→ Required task
Say how many lines in the data below contain the word "type", and give no other text.

→ Supplied information
# # # #

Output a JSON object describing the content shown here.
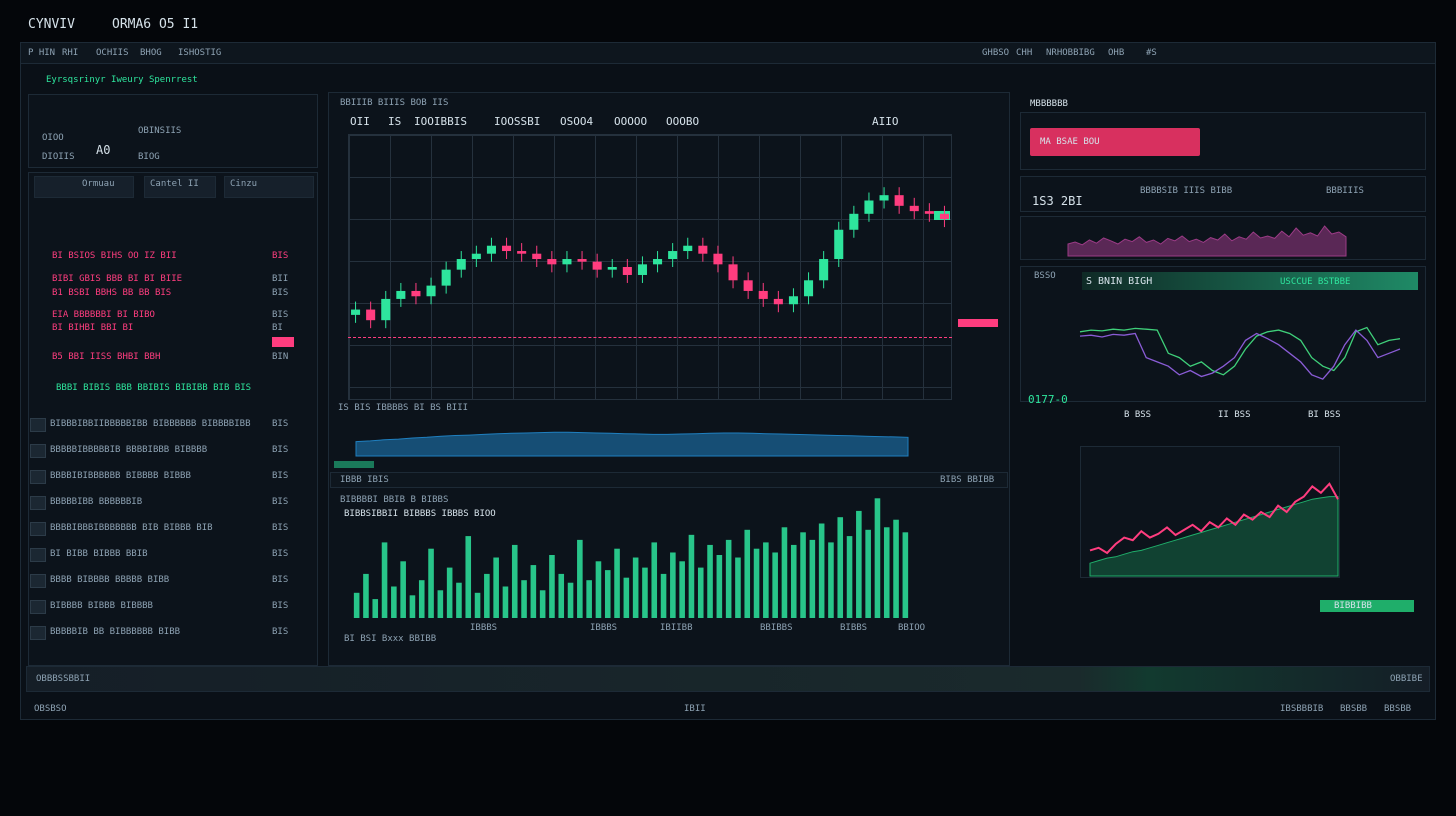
{
  "app": {
    "brand": "CYNVIV",
    "subtitle": "ORMA6 O5 I1"
  },
  "nav": {
    "left": [
      "P HIN",
      "RHI",
      "OCHIIS",
      "BHOG",
      "ISHOSTIG"
    ],
    "right": [
      "GHBSO",
      "CHH",
      "NRHOBBIBG",
      "OHB",
      "#S"
    ]
  },
  "left_panel": {
    "header": "Eyrsqsrinyr Iweury Spenrrest",
    "stats": [
      "OIOO",
      "DIOIIS",
      "A0",
      "OBINSIIS",
      "BIOG"
    ],
    "tabs": [
      "Ormuau",
      "Cantel II",
      "Cinzu"
    ],
    "orders": [
      {
        "text": "BI BSIOS BIHS OO IZ BII",
        "value": "BIS"
      },
      {
        "text": "BIBI GBIS BBB BI BI BIIE",
        "value": "BII"
      },
      {
        "text": "B1 BSBI BBHS BB BB BIS",
        "value": "BIS"
      },
      {
        "text": "EIA BBBBBBI BI BIBO",
        "value": "BIS"
      },
      {
        "text": "BI BIHBI BBI BI",
        "value": "BI"
      },
      {
        "text": "B5 BBI IISS BHBI BBH",
        "value": "BIN"
      }
    ],
    "summary": "BBBI BIBIS BBB BBIBIS BIBIBB BIB BIS",
    "feed": [
      {
        "text": "BIBBBIBBIIBBBBBIBB BIBBBBBB BIBBBBIBB",
        "value": "BIS"
      },
      {
        "text": "BBBBBIBBBBBIB BBBBIBBB BIBBBB",
        "value": "BIS"
      },
      {
        "text": "BBBBIBIBBBBBB BIBBBB BIBBB",
        "value": "BIS"
      },
      {
        "text": "BBBBBIBB BBBBBBIB",
        "value": "BIS"
      },
      {
        "text": "BBBBIBBBIBBBBBBB BIB BIBBB BIB",
        "value": "BIS"
      },
      {
        "text": "BI BIBB BIBBB BBIB",
        "value": "BIS"
      },
      {
        "text": "BBBB BIBBBB BBBBB BIBB",
        "value": "BIS"
      },
      {
        "text": "BIBBBB BIBBB BIBBBB",
        "value": "BIS"
      },
      {
        "text": "BBBBBIB BB BIBBBBBB BIBB",
        "value": "BIS"
      }
    ]
  },
  "center": {
    "header": "BBIIIB BIIIS BOB IIS",
    "prices": [
      "OII",
      "IS",
      "IOOIBBIS",
      "IOOSSBI",
      "OSOO4",
      "OOOOO",
      "OOOBO"
    ],
    "pair": "AIIO",
    "caption": "IS BIS IBBBBS BI BS BIII",
    "toolbar": "IBBB IBIS",
    "toolbar_right": "BIBS BBIBB",
    "volume_header": "BIBBBBI BBIB B BIBBS",
    "volume_row": "BIBBSIBBII BIBBBS IBBBS BIOO",
    "volume_note": "BI BSI Bxxx BBIBB",
    "volume_axis": [
      "IBBBS",
      "IBBBS",
      "IBIIBB",
      "BBIBBS",
      "BIBBS",
      "BBIOO"
    ]
  },
  "right_panel": {
    "header": "MBBBBBB",
    "button": "MA BSAE BOU",
    "price": "1S3 2BI",
    "pair": "BBBBSIB IIIS BIBB",
    "pair_right": "BBBIIIS",
    "banner": "S BNIN BIGH",
    "banner_right": "USCCUE BSTBBE",
    "stat": "0177-0",
    "stat_left": "BSSO",
    "labels": [
      "B BSS",
      "II BSS",
      "BI BSS"
    ],
    "action": "BIBBIBB"
  },
  "footer": {
    "bar_left": "OBBBSSBBII",
    "bar_right": "OBBIBE",
    "left": "OBSBSO",
    "center": "IBII",
    "right": [
      "IBSBBBIB",
      "BBSBB",
      "BBSBB"
    ]
  },
  "charts": {
    "candles": {
      "type": "candlestick",
      "ylim": [
        0,
        100
      ],
      "up_color": "#2ee59d",
      "down_color": "#ff3d7f",
      "open": [
        32,
        34,
        30,
        38,
        41,
        39,
        43,
        49,
        53,
        55,
        58,
        56,
        55,
        53,
        51,
        53,
        52,
        49,
        50,
        47,
        51,
        53,
        56,
        58,
        55,
        51,
        45,
        41,
        38,
        36,
        39,
        45,
        53,
        64,
        70,
        75,
        77,
        73,
        71,
        70
      ],
      "high": [
        37,
        37,
        41,
        44,
        44,
        46,
        52,
        56,
        58,
        61,
        61,
        59,
        58,
        56,
        56,
        56,
        55,
        53,
        53,
        54,
        56,
        59,
        61,
        61,
        58,
        54,
        48,
        44,
        41,
        42,
        48,
        56,
        67,
        73,
        78,
        80,
        80,
        76,
        74,
        73
      ],
      "low": [
        29,
        27,
        27,
        35,
        36,
        36,
        40,
        46,
        50,
        52,
        53,
        52,
        50,
        48,
        48,
        49,
        46,
        46,
        44,
        44,
        48,
        50,
        53,
        52,
        48,
        42,
        38,
        35,
        33,
        33,
        36,
        42,
        50,
        61,
        67,
        72,
        70,
        68,
        67,
        65
      ],
      "close": [
        34,
        30,
        38,
        41,
        39,
        43,
        49,
        53,
        55,
        58,
        56,
        55,
        53,
        51,
        53,
        52,
        49,
        50,
        47,
        51,
        53,
        56,
        58,
        55,
        51,
        45,
        41,
        38,
        36,
        39,
        45,
        53,
        64,
        70,
        75,
        77,
        73,
        71,
        70,
        68
      ]
    },
    "depth": {
      "type": "area",
      "ylim": [
        0,
        100
      ],
      "color": "#1f7fbf",
      "values": [
        40,
        42,
        45,
        47,
        50,
        52,
        55,
        57,
        58,
        60,
        62,
        63,
        64,
        65,
        66,
        66,
        65,
        64,
        63,
        62,
        61,
        60,
        60,
        61,
        62,
        63,
        64,
        64,
        63,
        62,
        61,
        60,
        59,
        58,
        57,
        56,
        55,
        54,
        53,
        52
      ]
    },
    "volume": {
      "type": "bars",
      "ylim": [
        0,
        100
      ],
      "color": "#2ee59d",
      "values": [
        20,
        35,
        15,
        60,
        25,
        45,
        18,
        30,
        55,
        22,
        40,
        28,
        65,
        20,
        35,
        48,
        25,
        58,
        30,
        42,
        22,
        50,
        35,
        28,
        62,
        30,
        45,
        38,
        55,
        32,
        48,
        40,
        60,
        35,
        52,
        45,
        66,
        40,
        58,
        50,
        62,
        48,
        70,
        55,
        60,
        52,
        72,
        58,
        68,
        62,
        75,
        60,
        80,
        65,
        85,
        70,
        95,
        72,
        78,
        68
      ]
    },
    "pulse": {
      "type": "area",
      "ylim": [
        0,
        100
      ],
      "color": "#9b3b86",
      "values": [
        30,
        35,
        28,
        40,
        32,
        45,
        38,
        30,
        42,
        36,
        48,
        34,
        40,
        30,
        44,
        38,
        50,
        36,
        42,
        34,
        46,
        40,
        55,
        38,
        48,
        42,
        60,
        45,
        50,
        44,
        62,
        48,
        70,
        52,
        58,
        50,
        75,
        55,
        60,
        48
      ]
    },
    "lines": {
      "type": "lines",
      "ylim": [
        0,
        100
      ],
      "series": [
        {
          "color": "#3fd07a",
          "values": [
            70,
            72,
            71,
            73,
            72,
            74,
            73,
            72,
            45,
            40,
            30,
            35,
            25,
            20,
            30,
            50,
            65,
            70,
            72,
            68,
            60,
            40,
            30,
            25,
            40,
            70,
            75,
            55,
            60,
            62
          ]
        },
        {
          "color": "#8a5cd6",
          "values": [
            65,
            66,
            64,
            67,
            66,
            68,
            40,
            35,
            30,
            20,
            25,
            18,
            22,
            30,
            40,
            60,
            68,
            62,
            55,
            45,
            35,
            20,
            15,
            30,
            55,
            72,
            60,
            40,
            45,
            50
          ]
        }
      ]
    },
    "trend": {
      "type": "band-line",
      "ylim": [
        0,
        100
      ],
      "band_color": "#1fae6a",
      "color": "#ff3d7f",
      "band": [
        10,
        12,
        14,
        15,
        17,
        19,
        20,
        22,
        24,
        26,
        28,
        30,
        32,
        34,
        36,
        38,
        40,
        42,
        44,
        46,
        48,
        50,
        52,
        54,
        56,
        58,
        60,
        61,
        62,
        62
      ],
      "values": [
        20,
        22,
        18,
        25,
        30,
        28,
        35,
        30,
        33,
        38,
        32,
        36,
        40,
        35,
        42,
        38,
        45,
        40,
        48,
        44,
        50,
        46,
        55,
        50,
        58,
        62,
        70,
        65,
        72,
        60
      ]
    }
  }
}
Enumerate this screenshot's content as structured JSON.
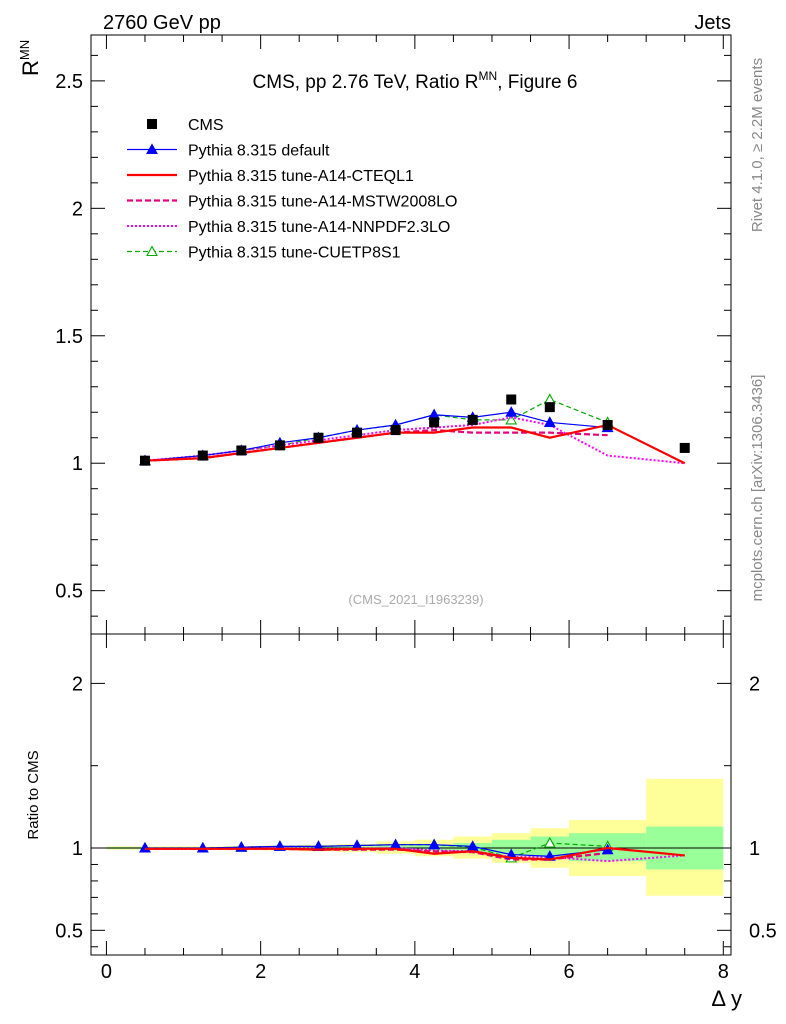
{
  "header": {
    "left": "2760 GeV pp",
    "right": "Jets"
  },
  "side": {
    "rivet": "Rivet 4.1.0, ≥ 2.2M events",
    "mcplots": "mcplots.cern.ch [arXiv:1306.3436]"
  },
  "watermark": "(CMS_2021_I1963239)",
  "colors": {
    "cms": "#000000",
    "default": "#0000ff",
    "cteql1": "#ff0000",
    "mstw": "#e6007a",
    "nnpdf": "#ff00ff",
    "cuetp8s1": "#00aa00",
    "band_inner": "#99ff99",
    "band_outer": "#ffff99"
  },
  "chart_data": [
    {
      "type": "line",
      "panel": "main",
      "title": "CMS, pp 2.76 TeV, Ratio R",
      "title_sup": "MN",
      "title_suffix": ", Figure 6",
      "ylabel": "R",
      "ylabel_sup": "MN",
      "xlim": [
        -0.2,
        8.1
      ],
      "ylim": [
        0.33,
        2.68
      ],
      "yticks": [
        0.5,
        1,
        1.5,
        2,
        2.5
      ],
      "ytick_labels": [
        "0.5",
        "1",
        "1.5",
        "2",
        "2.5"
      ],
      "legend_position": "top-left",
      "series": [
        {
          "name": "CMS",
          "key": "cms",
          "x": [
            0.5,
            1.25,
            1.75,
            2.25,
            2.75,
            3.25,
            3.75,
            4.25,
            4.75,
            5.25,
            5.75,
            6.5,
            7.5
          ],
          "y": [
            1.01,
            1.03,
            1.05,
            1.07,
            1.1,
            1.12,
            1.13,
            1.16,
            1.17,
            1.25,
            1.22,
            1.15,
            1.06
          ]
        },
        {
          "name": "Pythia 8.315 default",
          "key": "default",
          "x": [
            0.5,
            1.25,
            1.75,
            2.25,
            2.75,
            3.25,
            3.75,
            4.25,
            4.75,
            5.25,
            5.75,
            6.5
          ],
          "y": [
            1.01,
            1.03,
            1.05,
            1.08,
            1.1,
            1.13,
            1.15,
            1.19,
            1.18,
            1.2,
            1.16,
            1.14
          ]
        },
        {
          "name": "Pythia 8.315 tune-A14-CTEQL1",
          "key": "cteql1",
          "x": [
            0.5,
            1.25,
            1.75,
            2.25,
            2.75,
            3.25,
            3.75,
            4.25,
            4.75,
            5.25,
            5.75,
            6.5,
            7.5
          ],
          "y": [
            1.01,
            1.02,
            1.04,
            1.06,
            1.08,
            1.1,
            1.12,
            1.12,
            1.14,
            1.14,
            1.1,
            1.15,
            1.0
          ]
        },
        {
          "name": "Pythia 8.315 tune-A14-MSTW2008LO",
          "key": "mstw",
          "x": [
            0.5,
            1.25,
            1.75,
            2.25,
            2.75,
            3.25,
            3.75,
            4.25,
            4.75,
            5.25,
            5.75,
            6.5
          ],
          "y": [
            1.01,
            1.02,
            1.04,
            1.06,
            1.08,
            1.1,
            1.12,
            1.13,
            1.12,
            1.12,
            1.12,
            1.11
          ]
        },
        {
          "name": "Pythia 8.315 tune-A14-NNPDF2.3LO",
          "key": "nnpdf",
          "x": [
            0.5,
            1.25,
            1.75,
            2.25,
            2.75,
            3.25,
            3.75,
            4.25,
            4.75,
            5.25,
            5.75,
            6.5,
            7.5
          ],
          "y": [
            1.01,
            1.03,
            1.05,
            1.07,
            1.09,
            1.11,
            1.13,
            1.14,
            1.15,
            1.18,
            1.15,
            1.03,
            1.0
          ]
        },
        {
          "name": "Pythia 8.315 tune-CUETP8S1",
          "key": "cuetp8s1",
          "x": [
            0.5,
            1.25,
            1.75,
            2.25,
            2.75,
            3.25,
            3.75,
            4.25,
            4.75,
            5.25,
            5.75,
            6.5
          ],
          "y": [
            1.01,
            1.03,
            1.05,
            1.07,
            1.1,
            1.13,
            1.15,
            1.19,
            1.17,
            1.17,
            1.25,
            1.16
          ]
        }
      ]
    },
    {
      "type": "line",
      "panel": "ratio",
      "ylabel": "Ratio to CMS",
      "xlabel": "Δ y",
      "xlim": [
        -0.2,
        8.1
      ],
      "ylim": [
        0.35,
        2.3
      ],
      "yticks": [
        0.5,
        1,
        2
      ],
      "ytick_labels": [
        "0.5",
        "1",
        "2"
      ],
      "xticks": [
        0,
        2,
        4,
        6,
        8
      ],
      "xtick_labels": [
        "0",
        "2",
        "4",
        "6",
        "8"
      ],
      "bands": {
        "bins": [
          [
            0.0,
            1.0
          ],
          [
            1.0,
            1.5
          ],
          [
            1.5,
            2.0
          ],
          [
            2.0,
            2.5
          ],
          [
            2.5,
            3.0
          ],
          [
            3.0,
            3.5
          ],
          [
            3.5,
            4.0
          ],
          [
            4.0,
            4.5
          ],
          [
            4.5,
            5.0
          ],
          [
            5.0,
            5.5
          ],
          [
            5.5,
            6.0
          ],
          [
            6.0,
            7.0
          ],
          [
            7.0,
            8.0
          ]
        ],
        "inner_lo": [
          0.995,
          0.995,
          0.993,
          0.992,
          0.99,
          0.99,
          0.985,
          0.98,
          0.975,
          0.96,
          0.94,
          0.92,
          0.87
        ],
        "inner_hi": [
          1.005,
          1.005,
          1.007,
          1.008,
          1.01,
          1.01,
          1.015,
          1.02,
          1.03,
          1.05,
          1.07,
          1.09,
          1.13
        ],
        "outer_lo": [
          0.99,
          0.99,
          0.988,
          0.985,
          0.98,
          0.975,
          0.965,
          0.95,
          0.935,
          0.91,
          0.88,
          0.83,
          0.71
        ],
        "outer_hi": [
          1.01,
          1.01,
          1.012,
          1.015,
          1.02,
          1.025,
          1.04,
          1.05,
          1.07,
          1.09,
          1.12,
          1.17,
          1.42
        ]
      },
      "series": [
        {
          "name": "Pythia 8.315 default",
          "key": "default",
          "x": [
            0.5,
            1.25,
            1.75,
            2.25,
            2.75,
            3.25,
            3.75,
            4.25,
            4.75,
            5.25,
            5.75,
            6.5
          ],
          "y": [
            1.0,
            1.0,
            1.005,
            1.01,
            1.01,
            1.015,
            1.02,
            1.02,
            1.01,
            0.96,
            0.95,
            0.99
          ]
        },
        {
          "name": "Pythia 8.315 tune-A14-CTEQL1",
          "key": "cteql1",
          "x": [
            0.5,
            1.25,
            1.75,
            2.25,
            2.75,
            3.25,
            3.75,
            4.25,
            4.75,
            5.25,
            5.75,
            6.5,
            7.5
          ],
          "y": [
            0.995,
            0.995,
            0.995,
            0.995,
            0.99,
            0.995,
            0.995,
            0.965,
            0.98,
            0.94,
            0.93,
            1.0,
            0.955
          ]
        },
        {
          "name": "Pythia 8.315 tune-A14-MSTW2008LO",
          "key": "mstw",
          "x": [
            0.5,
            1.25,
            1.75,
            2.25,
            2.75,
            3.25,
            3.75,
            4.25,
            4.75,
            5.25,
            5.75,
            6.5
          ],
          "y": [
            0.995,
            0.995,
            0.995,
            0.995,
            0.99,
            0.99,
            0.99,
            0.98,
            0.975,
            0.93,
            0.93,
            0.97
          ]
        },
        {
          "name": "Pythia 8.315 tune-A14-NNPDF2.3LO",
          "key": "nnpdf",
          "x": [
            0.5,
            1.25,
            1.75,
            2.25,
            2.75,
            3.25,
            3.75,
            4.25,
            4.75,
            5.25,
            5.75,
            6.5,
            7.5
          ],
          "y": [
            0.995,
            0.995,
            1.0,
            1.0,
            0.995,
            0.995,
            1.0,
            0.985,
            0.98,
            0.945,
            0.945,
            0.92,
            0.955
          ]
        },
        {
          "name": "Pythia 8.315 tune-CUETP8S1",
          "key": "cuetp8s1",
          "x": [
            0.5,
            1.25,
            1.75,
            2.25,
            2.75,
            3.25,
            3.75,
            4.25,
            4.75,
            5.25,
            5.75,
            6.5
          ],
          "y": [
            1.0,
            1.0,
            1.005,
            1.01,
            1.01,
            1.015,
            1.02,
            1.02,
            1.005,
            0.94,
            1.03,
            1.01
          ]
        }
      ]
    }
  ]
}
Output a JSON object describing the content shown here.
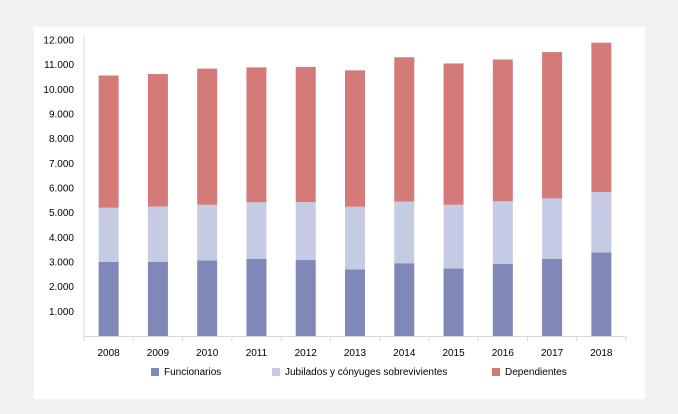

# # # #

→ Response
8